- DATASET RECORDS:
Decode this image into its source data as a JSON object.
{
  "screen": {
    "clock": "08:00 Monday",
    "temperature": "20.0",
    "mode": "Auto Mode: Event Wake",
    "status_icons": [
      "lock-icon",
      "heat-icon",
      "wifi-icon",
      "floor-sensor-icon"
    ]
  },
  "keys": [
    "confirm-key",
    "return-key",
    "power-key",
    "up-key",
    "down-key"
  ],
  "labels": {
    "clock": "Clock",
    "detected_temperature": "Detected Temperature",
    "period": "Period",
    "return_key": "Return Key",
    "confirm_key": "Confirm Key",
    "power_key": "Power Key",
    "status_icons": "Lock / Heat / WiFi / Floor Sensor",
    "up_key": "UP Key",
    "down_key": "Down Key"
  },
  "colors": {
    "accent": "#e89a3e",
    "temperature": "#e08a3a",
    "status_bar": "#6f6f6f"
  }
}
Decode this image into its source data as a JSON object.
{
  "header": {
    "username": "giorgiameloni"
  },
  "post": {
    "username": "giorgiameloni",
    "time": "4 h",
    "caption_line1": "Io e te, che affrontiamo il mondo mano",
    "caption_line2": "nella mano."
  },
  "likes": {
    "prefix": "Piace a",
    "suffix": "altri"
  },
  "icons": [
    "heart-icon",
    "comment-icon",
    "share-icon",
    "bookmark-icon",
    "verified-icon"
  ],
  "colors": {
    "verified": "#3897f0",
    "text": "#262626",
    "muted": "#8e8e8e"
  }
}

* * *

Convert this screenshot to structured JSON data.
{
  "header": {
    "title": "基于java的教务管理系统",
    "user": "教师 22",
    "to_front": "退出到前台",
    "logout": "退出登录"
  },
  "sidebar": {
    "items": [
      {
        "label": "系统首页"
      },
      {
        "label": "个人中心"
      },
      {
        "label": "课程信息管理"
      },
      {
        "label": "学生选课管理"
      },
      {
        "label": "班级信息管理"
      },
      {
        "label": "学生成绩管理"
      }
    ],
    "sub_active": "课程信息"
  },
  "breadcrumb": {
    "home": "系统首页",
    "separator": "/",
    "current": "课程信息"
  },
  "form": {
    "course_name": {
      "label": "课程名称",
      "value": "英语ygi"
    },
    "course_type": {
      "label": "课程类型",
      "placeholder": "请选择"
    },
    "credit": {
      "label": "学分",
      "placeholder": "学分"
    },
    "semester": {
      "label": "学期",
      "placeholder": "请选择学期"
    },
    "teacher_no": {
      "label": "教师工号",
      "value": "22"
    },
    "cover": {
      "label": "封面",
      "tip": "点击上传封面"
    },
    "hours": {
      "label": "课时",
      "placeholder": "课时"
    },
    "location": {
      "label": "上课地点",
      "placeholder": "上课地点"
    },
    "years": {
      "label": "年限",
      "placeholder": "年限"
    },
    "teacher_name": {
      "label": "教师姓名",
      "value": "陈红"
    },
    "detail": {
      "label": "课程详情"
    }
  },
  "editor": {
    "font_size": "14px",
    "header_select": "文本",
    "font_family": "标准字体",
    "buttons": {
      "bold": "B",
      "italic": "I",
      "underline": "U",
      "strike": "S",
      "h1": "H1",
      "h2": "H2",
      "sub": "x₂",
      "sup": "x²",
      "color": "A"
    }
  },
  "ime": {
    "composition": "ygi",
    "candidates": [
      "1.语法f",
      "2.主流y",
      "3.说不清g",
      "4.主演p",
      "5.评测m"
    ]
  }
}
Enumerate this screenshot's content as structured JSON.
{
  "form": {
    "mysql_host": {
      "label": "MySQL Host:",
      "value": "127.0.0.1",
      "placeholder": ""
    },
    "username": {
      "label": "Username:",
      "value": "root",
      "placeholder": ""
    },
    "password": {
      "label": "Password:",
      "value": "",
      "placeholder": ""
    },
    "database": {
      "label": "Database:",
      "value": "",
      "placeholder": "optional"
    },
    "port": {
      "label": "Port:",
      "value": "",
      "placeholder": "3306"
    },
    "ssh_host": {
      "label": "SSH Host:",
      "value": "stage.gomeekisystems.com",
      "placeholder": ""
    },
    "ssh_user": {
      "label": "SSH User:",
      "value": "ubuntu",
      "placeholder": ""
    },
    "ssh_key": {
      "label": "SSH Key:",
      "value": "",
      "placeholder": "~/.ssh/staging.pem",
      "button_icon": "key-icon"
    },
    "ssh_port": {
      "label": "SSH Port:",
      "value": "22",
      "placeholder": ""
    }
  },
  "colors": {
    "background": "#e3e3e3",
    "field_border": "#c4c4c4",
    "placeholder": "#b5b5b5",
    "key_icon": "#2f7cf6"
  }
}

...

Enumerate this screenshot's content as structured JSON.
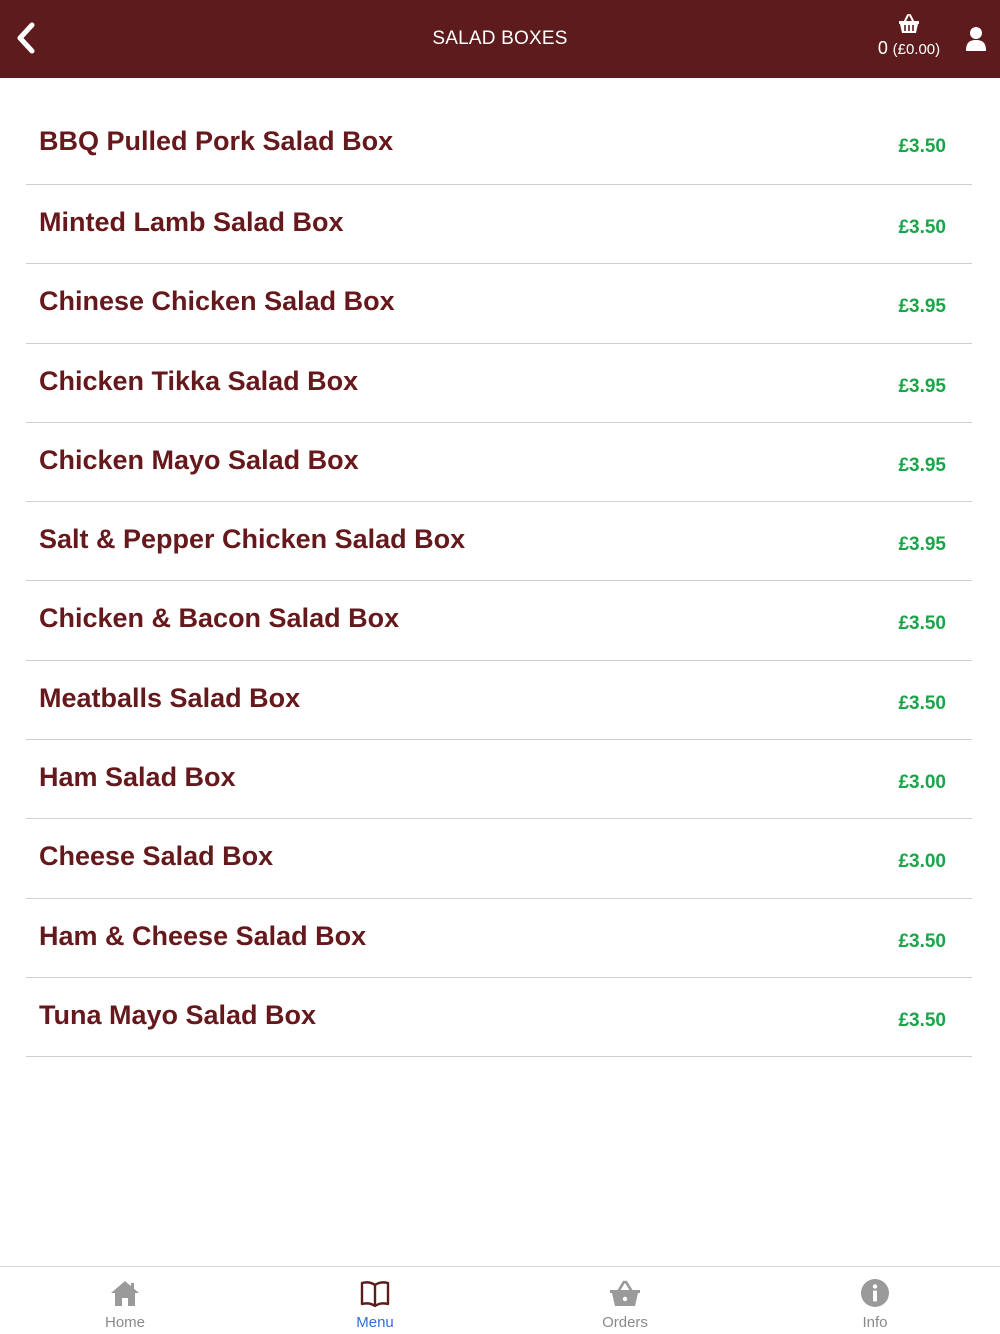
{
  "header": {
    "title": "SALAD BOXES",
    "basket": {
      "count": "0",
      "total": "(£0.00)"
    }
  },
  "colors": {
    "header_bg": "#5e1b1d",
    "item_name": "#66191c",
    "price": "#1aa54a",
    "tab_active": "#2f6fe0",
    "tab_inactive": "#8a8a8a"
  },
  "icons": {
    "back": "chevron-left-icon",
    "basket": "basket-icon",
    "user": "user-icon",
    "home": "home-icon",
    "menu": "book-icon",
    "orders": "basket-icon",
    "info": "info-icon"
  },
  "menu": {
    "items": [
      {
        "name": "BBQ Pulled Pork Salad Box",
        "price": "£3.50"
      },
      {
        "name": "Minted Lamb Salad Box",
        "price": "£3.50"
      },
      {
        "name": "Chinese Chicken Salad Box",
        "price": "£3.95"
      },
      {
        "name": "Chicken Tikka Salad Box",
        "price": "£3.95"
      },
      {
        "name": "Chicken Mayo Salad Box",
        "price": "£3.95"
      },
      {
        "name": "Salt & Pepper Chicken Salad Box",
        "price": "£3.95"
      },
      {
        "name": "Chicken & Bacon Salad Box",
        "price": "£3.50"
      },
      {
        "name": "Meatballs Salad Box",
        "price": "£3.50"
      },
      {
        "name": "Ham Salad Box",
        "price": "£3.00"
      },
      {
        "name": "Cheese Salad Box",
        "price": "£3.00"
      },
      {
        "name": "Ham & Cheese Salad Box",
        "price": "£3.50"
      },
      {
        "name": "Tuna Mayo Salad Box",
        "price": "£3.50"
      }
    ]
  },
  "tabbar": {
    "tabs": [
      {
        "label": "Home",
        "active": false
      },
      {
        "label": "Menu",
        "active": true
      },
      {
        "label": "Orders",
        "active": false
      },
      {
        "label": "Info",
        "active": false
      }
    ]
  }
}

- INSTRUCTION:
How many lines in the records above contain the word "basket"? Give only the number.

- ANSWER FOR THIS EXERCISE:
3